**Stated goal**
Copy every line of the data that includes the string "Notifications".

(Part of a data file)

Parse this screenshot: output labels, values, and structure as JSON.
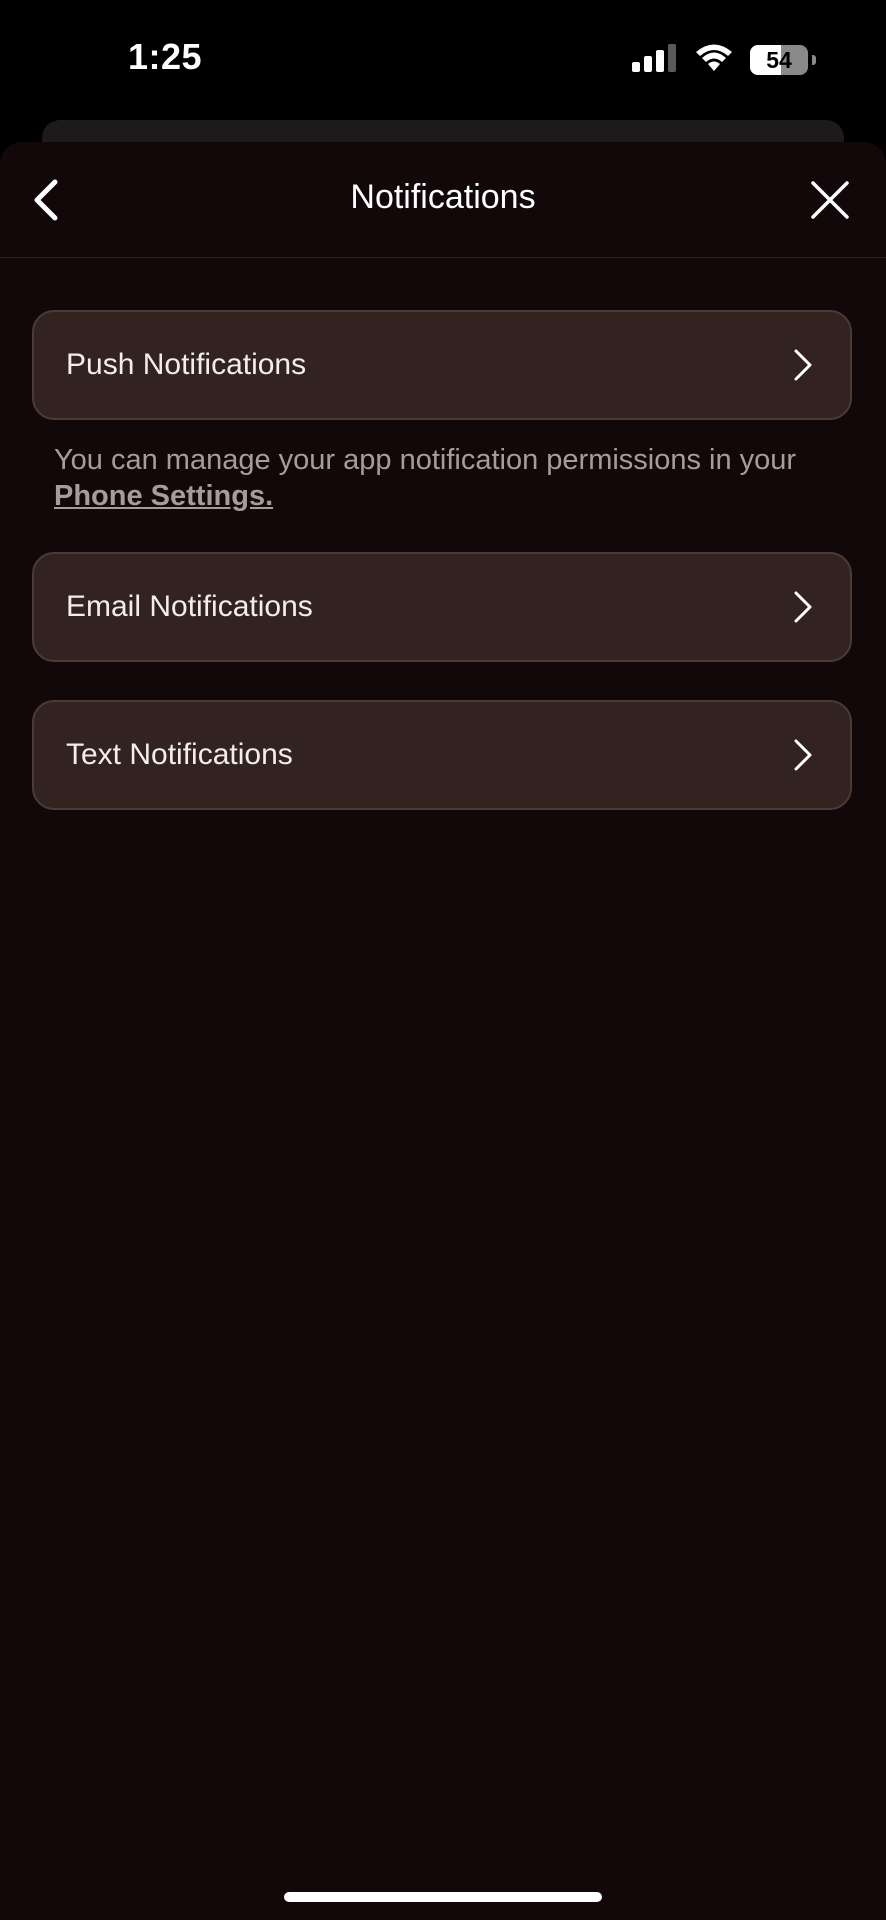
{
  "status_bar": {
    "time": "1:25",
    "battery_level": "54",
    "battery_fraction": 0.54,
    "icons": [
      "signal-icon",
      "wifi-icon",
      "battery-icon"
    ]
  },
  "nav": {
    "title": "Notifications",
    "back_icon": "chevron-left-icon",
    "close_icon": "close-icon"
  },
  "rows": [
    {
      "label": "Push Notifications",
      "icon": "chevron-right-icon"
    },
    {
      "label": "Email Notifications",
      "icon": "chevron-right-icon"
    },
    {
      "label": "Text Notifications",
      "icon": "chevron-right-icon"
    }
  ],
  "helper": {
    "text": "You can manage your app notification permissions in your ",
    "link": "Phone Settings."
  },
  "colors": {
    "background": "#120809",
    "row_background": "#332320",
    "row_border": "#4a3b38",
    "text_primary": "#ffffff",
    "text_secondary": "#a69d9b"
  }
}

**Worked answer**
    "title": "Notifications",
      "label": "Push Notifications",
      "label": "Email Notifications",
      "label": "Text Notifications",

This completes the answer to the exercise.